THE TASK:
Present each line of the entries below that holds the word "title".

◇ ◇ ◇

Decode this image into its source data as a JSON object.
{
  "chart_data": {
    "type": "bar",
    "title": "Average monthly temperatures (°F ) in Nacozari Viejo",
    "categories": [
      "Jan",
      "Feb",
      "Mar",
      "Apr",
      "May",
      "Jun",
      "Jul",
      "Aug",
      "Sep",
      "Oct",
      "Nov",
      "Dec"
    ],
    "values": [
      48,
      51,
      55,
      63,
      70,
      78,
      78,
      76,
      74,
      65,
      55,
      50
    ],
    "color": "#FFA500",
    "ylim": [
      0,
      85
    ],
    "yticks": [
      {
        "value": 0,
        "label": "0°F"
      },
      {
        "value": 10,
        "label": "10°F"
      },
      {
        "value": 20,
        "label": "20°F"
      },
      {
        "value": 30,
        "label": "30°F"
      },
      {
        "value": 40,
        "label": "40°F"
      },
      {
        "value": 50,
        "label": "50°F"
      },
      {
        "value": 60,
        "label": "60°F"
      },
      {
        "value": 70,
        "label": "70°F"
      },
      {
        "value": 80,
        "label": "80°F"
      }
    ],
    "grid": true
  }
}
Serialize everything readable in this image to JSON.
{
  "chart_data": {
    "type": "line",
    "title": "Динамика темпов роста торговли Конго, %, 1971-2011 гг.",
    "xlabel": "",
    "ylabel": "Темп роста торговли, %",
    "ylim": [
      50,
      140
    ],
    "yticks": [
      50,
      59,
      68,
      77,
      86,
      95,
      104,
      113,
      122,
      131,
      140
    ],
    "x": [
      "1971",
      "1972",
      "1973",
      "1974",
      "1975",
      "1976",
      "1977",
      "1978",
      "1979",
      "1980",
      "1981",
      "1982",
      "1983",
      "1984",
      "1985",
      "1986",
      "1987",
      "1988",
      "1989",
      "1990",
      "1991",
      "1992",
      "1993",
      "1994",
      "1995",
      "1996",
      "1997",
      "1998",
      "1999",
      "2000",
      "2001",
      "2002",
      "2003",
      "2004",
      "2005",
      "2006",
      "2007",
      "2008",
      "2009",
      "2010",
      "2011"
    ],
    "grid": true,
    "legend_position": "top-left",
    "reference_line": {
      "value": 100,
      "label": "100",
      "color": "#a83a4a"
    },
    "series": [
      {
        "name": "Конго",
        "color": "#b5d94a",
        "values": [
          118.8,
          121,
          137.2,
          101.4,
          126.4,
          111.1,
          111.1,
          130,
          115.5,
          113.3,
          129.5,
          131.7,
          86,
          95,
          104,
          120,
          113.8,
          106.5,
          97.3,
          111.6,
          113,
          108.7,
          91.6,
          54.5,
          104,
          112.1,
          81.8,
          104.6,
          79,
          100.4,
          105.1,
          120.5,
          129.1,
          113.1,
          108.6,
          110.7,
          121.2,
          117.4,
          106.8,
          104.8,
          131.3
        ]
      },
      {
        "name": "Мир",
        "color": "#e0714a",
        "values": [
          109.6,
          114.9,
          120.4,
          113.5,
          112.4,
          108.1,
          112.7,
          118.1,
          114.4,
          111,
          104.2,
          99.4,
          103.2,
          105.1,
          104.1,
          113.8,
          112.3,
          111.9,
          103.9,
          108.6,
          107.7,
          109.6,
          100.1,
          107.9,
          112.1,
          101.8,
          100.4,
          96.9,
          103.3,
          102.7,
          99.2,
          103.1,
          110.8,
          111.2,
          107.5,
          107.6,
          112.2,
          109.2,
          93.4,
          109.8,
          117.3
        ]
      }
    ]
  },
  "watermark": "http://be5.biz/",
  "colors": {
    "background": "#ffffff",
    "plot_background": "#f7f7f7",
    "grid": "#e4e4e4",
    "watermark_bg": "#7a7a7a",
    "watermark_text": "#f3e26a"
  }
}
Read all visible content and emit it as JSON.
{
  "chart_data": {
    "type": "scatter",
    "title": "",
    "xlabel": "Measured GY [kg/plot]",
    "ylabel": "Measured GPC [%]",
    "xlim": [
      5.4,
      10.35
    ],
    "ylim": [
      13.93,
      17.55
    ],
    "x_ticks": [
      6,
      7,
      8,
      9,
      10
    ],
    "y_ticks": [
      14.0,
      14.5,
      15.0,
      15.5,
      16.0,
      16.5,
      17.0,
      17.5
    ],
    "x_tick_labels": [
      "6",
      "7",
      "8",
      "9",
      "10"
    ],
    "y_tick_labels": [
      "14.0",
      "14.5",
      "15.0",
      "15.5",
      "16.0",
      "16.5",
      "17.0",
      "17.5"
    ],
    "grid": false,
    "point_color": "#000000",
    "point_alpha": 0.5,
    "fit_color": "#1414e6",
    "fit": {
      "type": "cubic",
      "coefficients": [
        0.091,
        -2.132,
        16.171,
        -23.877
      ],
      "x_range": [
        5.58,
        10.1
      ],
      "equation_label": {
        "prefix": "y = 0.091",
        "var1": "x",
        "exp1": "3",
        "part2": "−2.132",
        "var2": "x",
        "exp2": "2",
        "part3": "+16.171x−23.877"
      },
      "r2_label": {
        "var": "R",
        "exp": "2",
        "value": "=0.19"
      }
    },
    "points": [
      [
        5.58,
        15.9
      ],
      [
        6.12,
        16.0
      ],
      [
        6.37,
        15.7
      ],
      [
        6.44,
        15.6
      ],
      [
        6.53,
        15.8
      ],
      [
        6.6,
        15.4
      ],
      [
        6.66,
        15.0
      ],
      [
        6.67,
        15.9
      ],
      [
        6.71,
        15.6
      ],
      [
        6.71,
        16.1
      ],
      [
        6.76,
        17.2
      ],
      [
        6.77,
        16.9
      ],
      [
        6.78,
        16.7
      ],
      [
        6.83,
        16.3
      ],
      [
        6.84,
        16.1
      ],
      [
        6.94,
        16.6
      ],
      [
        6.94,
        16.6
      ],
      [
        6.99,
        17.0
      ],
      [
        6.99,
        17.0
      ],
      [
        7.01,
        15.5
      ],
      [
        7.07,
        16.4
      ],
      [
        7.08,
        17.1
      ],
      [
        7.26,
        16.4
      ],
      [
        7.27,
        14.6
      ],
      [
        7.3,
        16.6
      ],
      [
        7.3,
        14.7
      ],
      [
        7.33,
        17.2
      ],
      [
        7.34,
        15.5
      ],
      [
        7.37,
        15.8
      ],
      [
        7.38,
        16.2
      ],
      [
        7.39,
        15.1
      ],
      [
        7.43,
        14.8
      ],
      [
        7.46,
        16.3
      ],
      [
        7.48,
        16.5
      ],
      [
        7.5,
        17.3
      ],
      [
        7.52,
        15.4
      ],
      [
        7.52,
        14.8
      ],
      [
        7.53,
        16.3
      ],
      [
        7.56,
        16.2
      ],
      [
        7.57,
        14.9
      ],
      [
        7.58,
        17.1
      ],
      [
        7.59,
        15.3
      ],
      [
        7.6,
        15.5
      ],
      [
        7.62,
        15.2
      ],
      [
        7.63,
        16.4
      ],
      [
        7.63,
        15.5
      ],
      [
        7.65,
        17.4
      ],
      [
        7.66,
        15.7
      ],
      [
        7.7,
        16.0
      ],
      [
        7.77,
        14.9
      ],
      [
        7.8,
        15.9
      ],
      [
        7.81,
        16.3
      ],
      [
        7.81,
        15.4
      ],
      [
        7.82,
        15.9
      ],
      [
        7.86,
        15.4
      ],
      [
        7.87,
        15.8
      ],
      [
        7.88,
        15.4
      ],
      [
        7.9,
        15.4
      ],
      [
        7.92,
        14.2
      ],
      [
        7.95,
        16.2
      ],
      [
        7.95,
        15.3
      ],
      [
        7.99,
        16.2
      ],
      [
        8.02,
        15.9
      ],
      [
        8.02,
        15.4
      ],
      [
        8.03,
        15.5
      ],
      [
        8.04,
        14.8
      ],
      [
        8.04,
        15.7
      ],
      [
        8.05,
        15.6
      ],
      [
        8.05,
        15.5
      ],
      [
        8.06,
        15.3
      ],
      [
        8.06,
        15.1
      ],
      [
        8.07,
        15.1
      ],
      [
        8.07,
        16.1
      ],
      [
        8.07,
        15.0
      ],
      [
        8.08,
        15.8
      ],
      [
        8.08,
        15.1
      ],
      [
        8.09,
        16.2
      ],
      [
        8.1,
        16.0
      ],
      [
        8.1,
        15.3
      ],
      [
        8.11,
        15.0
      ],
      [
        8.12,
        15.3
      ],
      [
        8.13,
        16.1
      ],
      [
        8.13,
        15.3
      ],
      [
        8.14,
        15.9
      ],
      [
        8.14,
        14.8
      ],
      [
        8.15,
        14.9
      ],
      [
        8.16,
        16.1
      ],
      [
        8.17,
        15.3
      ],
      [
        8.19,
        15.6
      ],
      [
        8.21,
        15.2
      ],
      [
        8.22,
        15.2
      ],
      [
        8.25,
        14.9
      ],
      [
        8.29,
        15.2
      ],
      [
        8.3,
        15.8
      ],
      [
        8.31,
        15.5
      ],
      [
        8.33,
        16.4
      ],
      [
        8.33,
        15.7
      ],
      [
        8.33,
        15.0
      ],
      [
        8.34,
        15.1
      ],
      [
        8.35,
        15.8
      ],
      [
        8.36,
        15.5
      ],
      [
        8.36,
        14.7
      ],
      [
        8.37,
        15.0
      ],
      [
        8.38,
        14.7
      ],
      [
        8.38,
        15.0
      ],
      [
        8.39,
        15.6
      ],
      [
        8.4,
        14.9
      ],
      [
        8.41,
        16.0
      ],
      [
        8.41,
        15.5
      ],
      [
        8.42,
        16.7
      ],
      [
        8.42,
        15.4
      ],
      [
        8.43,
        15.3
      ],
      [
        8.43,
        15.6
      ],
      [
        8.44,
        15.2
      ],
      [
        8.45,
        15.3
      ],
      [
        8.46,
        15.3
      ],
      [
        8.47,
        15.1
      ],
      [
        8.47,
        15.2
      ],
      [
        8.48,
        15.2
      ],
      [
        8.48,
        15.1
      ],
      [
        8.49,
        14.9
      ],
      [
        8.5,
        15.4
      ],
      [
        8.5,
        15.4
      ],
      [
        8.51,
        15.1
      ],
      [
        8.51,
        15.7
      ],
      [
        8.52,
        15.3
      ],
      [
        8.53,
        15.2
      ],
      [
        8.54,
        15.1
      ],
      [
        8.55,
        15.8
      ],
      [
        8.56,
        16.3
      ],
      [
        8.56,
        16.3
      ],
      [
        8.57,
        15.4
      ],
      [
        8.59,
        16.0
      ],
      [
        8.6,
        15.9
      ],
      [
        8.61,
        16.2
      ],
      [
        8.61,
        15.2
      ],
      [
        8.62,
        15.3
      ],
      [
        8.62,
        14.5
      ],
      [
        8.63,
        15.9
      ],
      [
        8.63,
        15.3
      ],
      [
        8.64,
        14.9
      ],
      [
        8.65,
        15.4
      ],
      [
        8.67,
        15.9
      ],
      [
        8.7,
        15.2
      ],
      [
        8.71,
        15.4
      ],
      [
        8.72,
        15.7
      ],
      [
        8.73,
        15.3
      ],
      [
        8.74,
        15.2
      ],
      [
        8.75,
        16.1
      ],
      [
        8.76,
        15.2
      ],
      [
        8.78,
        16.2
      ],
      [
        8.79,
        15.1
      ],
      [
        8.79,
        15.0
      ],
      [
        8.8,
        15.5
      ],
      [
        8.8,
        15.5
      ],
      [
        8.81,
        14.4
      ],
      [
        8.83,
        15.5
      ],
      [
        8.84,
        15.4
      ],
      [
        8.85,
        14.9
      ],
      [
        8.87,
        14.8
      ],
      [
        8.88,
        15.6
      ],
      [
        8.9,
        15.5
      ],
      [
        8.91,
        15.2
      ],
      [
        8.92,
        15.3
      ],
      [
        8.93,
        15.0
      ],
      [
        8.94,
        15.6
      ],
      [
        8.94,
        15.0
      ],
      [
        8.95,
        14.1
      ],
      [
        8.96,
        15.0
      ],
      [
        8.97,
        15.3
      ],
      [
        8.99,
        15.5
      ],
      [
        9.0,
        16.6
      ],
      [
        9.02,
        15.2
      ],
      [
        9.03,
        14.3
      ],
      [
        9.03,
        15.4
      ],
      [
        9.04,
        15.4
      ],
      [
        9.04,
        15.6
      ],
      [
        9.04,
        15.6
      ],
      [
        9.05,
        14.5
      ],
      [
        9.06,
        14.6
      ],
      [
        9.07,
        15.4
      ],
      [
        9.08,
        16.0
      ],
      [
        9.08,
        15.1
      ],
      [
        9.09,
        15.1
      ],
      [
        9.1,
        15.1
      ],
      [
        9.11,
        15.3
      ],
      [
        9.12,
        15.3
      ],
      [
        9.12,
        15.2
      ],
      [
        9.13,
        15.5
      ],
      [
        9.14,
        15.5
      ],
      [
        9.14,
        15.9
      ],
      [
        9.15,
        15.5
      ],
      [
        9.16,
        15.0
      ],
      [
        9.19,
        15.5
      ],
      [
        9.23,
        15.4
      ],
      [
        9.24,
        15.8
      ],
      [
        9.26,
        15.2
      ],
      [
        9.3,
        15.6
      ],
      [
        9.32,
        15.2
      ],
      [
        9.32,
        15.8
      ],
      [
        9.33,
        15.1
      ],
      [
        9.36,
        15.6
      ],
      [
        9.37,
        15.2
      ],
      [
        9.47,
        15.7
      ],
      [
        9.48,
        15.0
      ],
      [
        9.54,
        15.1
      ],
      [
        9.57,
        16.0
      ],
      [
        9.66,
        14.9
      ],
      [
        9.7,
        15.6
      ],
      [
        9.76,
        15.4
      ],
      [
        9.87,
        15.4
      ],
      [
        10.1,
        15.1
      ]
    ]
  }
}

◇ ◇ ◇

SOLUTION:
    "title": "Average monthly temperatures (°F ) in Nacozari Viejo",
    "title": "Динамика темпов роста торговли Конго, %, 1971-2011 гг.",
    "title": "",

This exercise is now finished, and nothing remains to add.